WRITTEN TASK - Your task is to tally the lines of the listing containing the word "field" and report the figure alone.

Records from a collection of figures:
※ ※ ※

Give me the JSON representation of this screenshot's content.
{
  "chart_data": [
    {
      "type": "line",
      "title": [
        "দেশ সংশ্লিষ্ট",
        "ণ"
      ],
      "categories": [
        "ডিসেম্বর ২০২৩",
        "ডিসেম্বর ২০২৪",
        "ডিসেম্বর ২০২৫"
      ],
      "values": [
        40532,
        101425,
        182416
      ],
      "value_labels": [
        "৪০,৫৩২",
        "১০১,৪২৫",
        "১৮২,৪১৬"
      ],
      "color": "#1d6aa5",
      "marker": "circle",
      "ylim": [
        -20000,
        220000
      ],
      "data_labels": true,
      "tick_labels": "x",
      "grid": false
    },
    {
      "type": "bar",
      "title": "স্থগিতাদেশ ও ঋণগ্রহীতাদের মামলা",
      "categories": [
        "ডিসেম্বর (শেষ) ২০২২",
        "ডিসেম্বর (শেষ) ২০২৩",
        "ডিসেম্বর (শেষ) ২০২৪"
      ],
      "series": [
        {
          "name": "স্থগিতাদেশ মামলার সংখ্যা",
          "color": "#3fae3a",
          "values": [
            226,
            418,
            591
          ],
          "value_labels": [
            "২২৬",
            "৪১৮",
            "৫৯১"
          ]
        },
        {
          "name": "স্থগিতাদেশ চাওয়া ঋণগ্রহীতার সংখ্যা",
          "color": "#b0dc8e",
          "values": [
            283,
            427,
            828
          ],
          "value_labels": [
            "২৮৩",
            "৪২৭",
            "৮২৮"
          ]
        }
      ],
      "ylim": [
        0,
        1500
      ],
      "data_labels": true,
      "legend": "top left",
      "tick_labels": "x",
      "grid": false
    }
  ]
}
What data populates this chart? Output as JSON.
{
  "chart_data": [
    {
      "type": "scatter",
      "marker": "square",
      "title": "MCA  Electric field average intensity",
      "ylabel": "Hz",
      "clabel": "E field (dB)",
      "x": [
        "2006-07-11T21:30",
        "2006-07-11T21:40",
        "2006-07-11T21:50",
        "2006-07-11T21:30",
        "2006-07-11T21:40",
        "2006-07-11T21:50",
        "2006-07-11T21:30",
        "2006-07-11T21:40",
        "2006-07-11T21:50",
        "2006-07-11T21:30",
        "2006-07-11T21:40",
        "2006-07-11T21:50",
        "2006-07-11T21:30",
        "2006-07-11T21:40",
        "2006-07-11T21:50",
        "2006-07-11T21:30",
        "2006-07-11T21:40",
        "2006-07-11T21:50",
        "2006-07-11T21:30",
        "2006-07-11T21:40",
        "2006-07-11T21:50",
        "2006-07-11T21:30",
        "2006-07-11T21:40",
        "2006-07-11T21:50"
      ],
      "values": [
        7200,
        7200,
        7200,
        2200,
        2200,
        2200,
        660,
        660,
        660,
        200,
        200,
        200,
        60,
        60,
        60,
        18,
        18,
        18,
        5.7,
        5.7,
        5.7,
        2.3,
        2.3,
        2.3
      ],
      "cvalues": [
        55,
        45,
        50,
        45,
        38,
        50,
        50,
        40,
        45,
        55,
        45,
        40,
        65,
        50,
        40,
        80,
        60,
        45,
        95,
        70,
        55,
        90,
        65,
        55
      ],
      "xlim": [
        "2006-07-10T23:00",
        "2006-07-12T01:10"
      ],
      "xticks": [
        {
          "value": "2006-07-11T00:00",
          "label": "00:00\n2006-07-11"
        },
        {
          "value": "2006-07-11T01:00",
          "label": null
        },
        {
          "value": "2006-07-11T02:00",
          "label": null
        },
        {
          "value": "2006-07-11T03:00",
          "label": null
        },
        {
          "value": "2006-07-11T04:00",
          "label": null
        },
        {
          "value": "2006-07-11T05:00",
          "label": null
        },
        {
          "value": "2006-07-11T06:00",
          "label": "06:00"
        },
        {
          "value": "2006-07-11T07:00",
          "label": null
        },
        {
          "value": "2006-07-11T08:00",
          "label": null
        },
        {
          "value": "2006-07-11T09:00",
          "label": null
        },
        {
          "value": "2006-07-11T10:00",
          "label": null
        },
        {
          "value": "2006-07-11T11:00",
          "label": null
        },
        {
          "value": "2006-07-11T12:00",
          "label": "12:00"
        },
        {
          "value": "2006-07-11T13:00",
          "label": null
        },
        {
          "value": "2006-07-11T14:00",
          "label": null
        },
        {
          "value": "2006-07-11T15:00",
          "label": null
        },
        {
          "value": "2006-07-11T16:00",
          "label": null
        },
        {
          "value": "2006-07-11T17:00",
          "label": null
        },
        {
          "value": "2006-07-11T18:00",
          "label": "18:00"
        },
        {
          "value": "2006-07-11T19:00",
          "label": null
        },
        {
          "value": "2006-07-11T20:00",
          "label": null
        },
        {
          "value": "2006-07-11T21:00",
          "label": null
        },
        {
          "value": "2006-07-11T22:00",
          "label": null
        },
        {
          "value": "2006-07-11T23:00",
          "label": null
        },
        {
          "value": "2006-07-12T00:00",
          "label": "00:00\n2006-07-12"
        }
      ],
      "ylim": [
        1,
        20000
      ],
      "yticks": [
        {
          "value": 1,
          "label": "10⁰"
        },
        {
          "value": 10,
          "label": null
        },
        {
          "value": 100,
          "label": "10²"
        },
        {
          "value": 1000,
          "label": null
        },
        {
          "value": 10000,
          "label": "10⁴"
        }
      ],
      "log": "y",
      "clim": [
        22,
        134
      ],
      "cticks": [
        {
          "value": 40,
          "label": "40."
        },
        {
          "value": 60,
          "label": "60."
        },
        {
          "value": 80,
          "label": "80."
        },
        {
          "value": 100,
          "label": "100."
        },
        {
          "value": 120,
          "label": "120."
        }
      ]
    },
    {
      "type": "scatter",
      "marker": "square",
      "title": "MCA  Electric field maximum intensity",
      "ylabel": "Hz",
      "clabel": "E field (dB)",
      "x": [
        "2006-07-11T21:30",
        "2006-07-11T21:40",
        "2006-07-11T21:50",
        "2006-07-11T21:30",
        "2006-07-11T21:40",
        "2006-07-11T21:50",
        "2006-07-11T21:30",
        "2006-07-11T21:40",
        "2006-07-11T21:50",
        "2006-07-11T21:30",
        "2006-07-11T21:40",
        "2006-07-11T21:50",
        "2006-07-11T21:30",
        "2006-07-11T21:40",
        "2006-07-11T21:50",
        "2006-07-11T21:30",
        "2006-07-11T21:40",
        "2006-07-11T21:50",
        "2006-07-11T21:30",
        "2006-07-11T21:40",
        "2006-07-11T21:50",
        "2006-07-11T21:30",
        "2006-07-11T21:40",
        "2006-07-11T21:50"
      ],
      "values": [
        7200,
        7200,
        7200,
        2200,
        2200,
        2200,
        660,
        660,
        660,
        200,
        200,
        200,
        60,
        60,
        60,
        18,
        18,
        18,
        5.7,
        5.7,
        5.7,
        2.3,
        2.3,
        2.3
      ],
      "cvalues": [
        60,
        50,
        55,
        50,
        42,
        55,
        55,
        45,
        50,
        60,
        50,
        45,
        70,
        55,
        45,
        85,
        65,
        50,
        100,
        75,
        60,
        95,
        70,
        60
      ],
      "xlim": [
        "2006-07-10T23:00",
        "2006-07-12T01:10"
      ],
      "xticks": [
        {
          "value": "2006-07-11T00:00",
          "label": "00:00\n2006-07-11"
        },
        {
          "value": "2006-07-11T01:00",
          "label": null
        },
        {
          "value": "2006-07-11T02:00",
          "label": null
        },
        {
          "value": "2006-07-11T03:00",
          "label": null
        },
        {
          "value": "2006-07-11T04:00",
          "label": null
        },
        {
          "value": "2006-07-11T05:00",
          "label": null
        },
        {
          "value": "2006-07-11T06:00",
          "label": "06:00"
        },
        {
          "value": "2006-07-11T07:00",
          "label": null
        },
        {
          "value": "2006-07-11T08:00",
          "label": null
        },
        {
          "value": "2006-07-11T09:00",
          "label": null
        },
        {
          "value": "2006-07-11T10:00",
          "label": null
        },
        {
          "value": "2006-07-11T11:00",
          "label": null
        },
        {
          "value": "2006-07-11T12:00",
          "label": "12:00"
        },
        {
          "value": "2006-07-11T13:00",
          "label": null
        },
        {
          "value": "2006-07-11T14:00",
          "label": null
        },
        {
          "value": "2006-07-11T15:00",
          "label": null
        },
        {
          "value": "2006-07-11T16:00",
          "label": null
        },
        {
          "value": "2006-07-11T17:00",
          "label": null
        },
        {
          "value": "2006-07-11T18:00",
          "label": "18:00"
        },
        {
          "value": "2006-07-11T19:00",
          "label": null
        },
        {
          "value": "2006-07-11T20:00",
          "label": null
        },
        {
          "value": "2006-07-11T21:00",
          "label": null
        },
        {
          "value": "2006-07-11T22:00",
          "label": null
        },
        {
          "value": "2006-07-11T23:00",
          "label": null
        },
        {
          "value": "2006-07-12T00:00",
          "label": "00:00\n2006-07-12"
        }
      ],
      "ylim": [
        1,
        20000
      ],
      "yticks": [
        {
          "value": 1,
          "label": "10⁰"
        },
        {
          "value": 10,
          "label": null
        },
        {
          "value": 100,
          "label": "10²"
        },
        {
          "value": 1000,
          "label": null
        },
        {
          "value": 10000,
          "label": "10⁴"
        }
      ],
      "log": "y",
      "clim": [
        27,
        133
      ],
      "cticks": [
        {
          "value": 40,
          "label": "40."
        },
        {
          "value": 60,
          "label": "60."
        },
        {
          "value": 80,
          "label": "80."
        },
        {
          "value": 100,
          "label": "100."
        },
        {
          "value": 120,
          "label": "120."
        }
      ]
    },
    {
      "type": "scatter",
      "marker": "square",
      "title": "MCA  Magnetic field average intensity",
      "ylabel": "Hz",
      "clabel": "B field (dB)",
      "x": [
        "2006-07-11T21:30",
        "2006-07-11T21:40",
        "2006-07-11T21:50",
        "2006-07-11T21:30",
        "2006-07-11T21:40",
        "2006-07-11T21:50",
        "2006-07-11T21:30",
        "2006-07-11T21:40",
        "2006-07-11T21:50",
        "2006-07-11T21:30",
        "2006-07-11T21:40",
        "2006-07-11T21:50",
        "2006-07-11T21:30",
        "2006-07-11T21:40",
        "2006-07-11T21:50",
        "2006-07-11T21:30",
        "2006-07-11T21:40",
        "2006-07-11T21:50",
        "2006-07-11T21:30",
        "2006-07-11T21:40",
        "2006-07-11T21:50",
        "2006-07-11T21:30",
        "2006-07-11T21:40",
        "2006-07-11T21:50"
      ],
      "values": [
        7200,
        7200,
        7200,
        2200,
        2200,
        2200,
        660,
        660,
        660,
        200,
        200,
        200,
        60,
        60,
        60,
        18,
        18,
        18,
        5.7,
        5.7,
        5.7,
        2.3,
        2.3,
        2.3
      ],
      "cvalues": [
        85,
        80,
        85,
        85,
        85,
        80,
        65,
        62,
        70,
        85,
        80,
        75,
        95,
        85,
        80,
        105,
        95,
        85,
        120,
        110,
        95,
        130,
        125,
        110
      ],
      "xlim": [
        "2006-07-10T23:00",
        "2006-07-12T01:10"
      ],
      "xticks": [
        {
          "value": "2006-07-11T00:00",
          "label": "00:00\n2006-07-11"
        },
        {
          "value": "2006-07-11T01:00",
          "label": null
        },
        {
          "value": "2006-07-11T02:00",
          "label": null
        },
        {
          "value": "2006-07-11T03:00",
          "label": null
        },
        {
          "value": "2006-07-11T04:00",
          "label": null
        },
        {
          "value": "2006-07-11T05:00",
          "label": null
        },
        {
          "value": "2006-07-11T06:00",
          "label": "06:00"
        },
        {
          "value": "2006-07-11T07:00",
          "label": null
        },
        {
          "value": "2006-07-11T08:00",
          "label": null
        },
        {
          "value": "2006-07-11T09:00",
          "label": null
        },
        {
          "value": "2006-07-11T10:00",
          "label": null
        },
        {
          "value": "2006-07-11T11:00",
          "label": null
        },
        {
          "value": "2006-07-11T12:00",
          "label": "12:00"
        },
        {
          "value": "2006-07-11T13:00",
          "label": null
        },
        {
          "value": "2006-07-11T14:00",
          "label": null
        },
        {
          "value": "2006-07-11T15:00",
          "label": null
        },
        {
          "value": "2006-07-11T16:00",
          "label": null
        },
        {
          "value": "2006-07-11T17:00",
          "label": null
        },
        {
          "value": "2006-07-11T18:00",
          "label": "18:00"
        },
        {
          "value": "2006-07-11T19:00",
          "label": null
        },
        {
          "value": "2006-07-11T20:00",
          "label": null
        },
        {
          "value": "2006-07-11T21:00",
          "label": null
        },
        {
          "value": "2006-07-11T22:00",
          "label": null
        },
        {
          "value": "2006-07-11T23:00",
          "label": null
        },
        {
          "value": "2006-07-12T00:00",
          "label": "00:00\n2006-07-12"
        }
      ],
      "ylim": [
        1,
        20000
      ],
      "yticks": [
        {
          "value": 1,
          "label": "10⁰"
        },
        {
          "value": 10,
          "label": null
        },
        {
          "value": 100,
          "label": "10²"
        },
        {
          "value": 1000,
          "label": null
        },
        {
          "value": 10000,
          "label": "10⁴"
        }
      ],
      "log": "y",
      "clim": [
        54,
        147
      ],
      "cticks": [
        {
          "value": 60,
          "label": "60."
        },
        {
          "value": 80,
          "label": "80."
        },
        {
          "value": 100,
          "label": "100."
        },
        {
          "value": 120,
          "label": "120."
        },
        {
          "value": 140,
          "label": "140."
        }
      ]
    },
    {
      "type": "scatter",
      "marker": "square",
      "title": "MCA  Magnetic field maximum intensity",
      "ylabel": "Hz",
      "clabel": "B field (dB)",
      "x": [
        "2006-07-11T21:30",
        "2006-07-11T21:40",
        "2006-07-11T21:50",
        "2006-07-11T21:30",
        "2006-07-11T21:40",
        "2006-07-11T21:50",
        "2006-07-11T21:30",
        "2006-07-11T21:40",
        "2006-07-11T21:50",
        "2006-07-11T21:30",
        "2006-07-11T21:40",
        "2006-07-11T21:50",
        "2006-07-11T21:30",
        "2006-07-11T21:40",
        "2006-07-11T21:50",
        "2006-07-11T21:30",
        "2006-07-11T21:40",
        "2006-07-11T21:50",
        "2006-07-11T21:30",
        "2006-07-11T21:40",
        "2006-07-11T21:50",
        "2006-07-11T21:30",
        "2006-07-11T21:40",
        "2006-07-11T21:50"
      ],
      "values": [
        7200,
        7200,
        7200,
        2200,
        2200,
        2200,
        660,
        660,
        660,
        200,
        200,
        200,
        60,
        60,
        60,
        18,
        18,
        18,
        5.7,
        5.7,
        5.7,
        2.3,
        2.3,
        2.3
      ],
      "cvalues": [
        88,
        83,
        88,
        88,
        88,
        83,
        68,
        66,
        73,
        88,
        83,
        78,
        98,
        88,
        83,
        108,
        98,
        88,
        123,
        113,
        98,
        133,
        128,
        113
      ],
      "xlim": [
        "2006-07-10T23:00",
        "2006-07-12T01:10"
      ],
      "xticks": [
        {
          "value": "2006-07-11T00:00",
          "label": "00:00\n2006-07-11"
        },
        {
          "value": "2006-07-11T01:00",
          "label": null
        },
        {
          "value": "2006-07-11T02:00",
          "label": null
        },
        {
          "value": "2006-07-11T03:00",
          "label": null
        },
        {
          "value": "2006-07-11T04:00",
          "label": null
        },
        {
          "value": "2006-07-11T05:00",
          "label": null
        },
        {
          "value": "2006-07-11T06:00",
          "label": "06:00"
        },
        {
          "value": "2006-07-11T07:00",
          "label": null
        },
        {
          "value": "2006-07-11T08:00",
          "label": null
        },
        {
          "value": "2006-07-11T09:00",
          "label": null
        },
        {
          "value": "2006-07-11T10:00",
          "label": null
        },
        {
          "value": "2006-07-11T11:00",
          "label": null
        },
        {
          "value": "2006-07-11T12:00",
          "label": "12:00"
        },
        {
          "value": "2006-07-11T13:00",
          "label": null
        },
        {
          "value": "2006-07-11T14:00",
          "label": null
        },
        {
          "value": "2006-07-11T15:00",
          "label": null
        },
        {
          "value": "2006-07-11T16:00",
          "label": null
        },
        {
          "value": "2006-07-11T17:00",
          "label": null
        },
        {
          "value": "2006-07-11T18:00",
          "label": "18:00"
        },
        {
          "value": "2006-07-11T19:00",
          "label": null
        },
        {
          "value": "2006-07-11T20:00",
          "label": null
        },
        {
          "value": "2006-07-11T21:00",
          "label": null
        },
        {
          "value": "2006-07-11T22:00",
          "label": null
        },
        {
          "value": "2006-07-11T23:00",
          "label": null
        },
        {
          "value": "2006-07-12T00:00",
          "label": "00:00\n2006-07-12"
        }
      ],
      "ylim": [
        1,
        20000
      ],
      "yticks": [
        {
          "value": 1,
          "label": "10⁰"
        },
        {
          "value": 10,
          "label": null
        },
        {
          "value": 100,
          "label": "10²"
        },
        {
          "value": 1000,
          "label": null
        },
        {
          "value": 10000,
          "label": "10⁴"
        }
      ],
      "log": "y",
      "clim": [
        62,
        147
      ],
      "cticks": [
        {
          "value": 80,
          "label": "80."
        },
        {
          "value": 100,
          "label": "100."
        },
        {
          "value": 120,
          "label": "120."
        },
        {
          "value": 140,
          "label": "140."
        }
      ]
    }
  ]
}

※ ※ ※

COMPLETE RESPONSE - 8